-- Begin Dataset rows --
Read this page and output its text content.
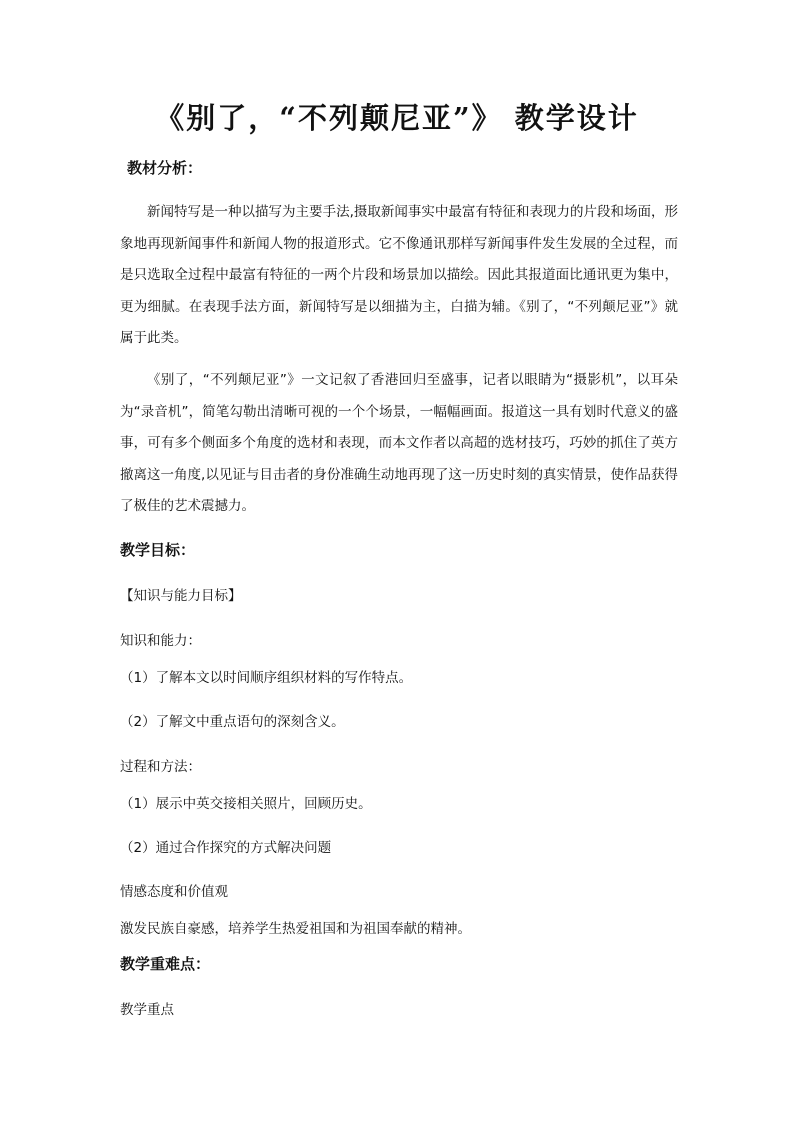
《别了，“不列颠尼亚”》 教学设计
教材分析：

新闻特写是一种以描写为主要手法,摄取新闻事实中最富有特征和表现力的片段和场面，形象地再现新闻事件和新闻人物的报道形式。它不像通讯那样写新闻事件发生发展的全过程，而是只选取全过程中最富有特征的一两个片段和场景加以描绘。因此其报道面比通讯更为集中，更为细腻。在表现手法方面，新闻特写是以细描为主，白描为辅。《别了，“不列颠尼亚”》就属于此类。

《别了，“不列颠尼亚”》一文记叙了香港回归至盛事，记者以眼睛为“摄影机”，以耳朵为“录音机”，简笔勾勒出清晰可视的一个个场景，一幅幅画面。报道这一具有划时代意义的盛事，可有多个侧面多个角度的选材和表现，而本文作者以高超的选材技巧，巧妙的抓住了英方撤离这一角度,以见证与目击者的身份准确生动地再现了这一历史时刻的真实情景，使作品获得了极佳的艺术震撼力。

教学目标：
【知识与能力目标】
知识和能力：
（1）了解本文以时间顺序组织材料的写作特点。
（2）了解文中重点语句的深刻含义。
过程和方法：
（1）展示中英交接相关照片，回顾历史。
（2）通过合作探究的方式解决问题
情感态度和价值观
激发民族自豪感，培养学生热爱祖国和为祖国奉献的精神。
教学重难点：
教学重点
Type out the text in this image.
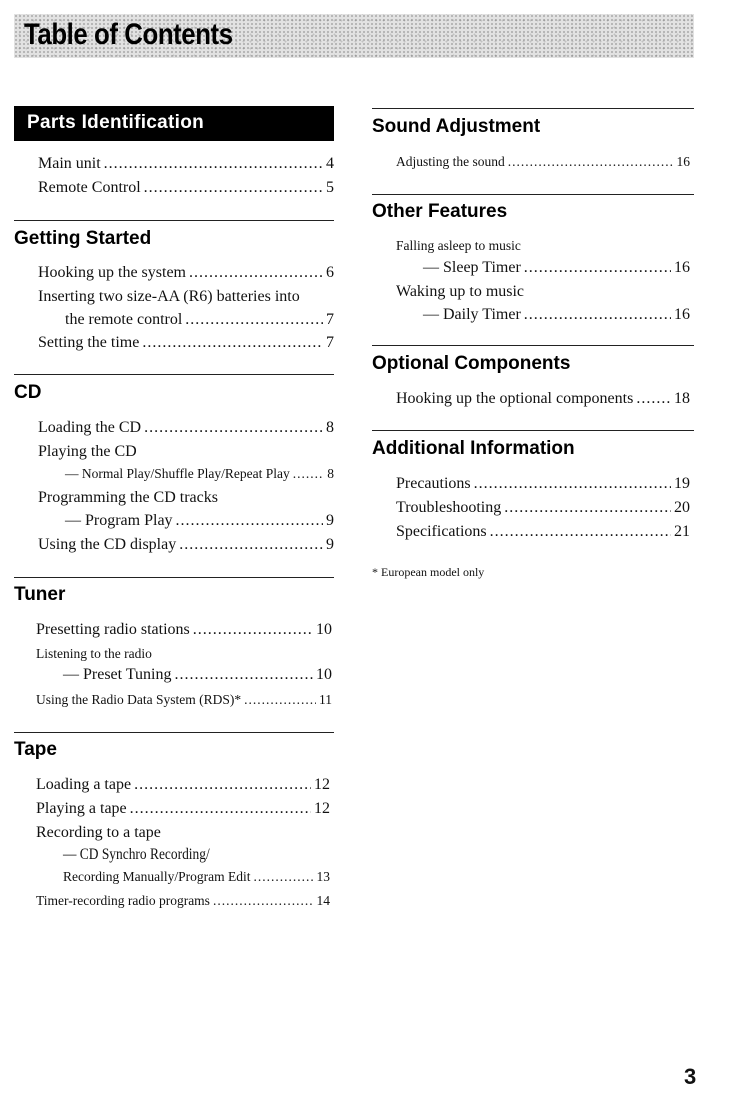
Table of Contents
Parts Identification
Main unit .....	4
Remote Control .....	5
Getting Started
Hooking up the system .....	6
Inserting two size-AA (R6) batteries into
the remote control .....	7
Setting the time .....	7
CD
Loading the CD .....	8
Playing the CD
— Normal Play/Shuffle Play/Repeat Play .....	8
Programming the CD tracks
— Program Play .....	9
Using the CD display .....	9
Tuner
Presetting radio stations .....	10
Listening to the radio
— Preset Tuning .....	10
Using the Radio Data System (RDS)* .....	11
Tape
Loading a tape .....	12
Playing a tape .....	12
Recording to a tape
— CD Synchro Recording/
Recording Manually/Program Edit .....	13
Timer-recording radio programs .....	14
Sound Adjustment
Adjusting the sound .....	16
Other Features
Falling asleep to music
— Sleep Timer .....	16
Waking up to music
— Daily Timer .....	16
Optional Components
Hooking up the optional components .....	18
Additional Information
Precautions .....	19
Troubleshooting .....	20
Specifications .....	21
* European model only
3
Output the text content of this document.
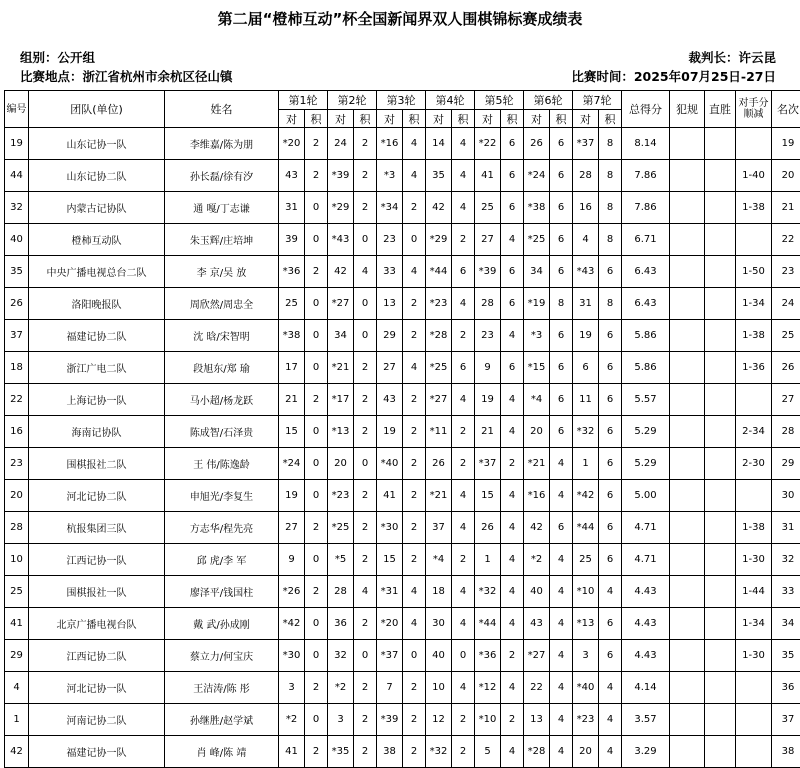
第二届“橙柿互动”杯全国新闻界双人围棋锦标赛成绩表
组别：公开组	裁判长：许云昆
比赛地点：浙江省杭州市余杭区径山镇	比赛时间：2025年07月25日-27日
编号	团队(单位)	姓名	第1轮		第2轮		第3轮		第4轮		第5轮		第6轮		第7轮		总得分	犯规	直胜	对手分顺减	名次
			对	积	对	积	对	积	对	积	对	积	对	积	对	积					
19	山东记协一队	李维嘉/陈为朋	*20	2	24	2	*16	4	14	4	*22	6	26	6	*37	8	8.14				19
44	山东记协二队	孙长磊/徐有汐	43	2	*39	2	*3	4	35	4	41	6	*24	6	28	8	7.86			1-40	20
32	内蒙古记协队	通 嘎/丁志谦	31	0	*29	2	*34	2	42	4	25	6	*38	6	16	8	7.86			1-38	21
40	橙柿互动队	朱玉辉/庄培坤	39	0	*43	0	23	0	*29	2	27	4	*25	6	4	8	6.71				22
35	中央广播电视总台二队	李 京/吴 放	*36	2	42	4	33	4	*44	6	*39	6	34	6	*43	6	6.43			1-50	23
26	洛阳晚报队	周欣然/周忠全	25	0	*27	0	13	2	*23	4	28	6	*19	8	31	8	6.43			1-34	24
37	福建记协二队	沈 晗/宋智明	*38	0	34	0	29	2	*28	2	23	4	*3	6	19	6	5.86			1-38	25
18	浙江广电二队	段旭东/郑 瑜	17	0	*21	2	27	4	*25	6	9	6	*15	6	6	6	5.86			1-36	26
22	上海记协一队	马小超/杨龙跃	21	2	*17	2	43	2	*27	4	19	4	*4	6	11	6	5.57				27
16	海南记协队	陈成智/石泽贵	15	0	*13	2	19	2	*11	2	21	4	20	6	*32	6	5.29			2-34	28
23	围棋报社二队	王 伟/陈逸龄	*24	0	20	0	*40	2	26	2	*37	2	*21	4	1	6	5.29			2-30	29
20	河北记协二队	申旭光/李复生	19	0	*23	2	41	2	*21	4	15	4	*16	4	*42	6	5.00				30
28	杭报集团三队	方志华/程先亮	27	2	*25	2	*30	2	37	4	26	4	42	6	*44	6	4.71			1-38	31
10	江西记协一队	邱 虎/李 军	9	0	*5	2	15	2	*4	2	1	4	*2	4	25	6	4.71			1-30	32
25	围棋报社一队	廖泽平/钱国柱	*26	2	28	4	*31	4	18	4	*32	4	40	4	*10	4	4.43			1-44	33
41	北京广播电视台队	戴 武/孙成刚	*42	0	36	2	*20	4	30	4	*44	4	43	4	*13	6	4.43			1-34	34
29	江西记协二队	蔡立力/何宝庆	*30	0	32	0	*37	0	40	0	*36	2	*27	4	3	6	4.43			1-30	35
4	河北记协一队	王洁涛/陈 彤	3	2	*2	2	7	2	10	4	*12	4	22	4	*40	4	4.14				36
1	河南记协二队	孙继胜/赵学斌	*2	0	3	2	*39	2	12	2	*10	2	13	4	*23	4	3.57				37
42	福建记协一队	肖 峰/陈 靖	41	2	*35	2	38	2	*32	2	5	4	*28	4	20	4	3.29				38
-- End Dataset rows --
▸ Given problem:
Look through the listing above. Pick out each line with "this" and copy it.

▸ Exercise response:
Read this page and output its text content.
Type out the text in this image.
Output the text content of this document.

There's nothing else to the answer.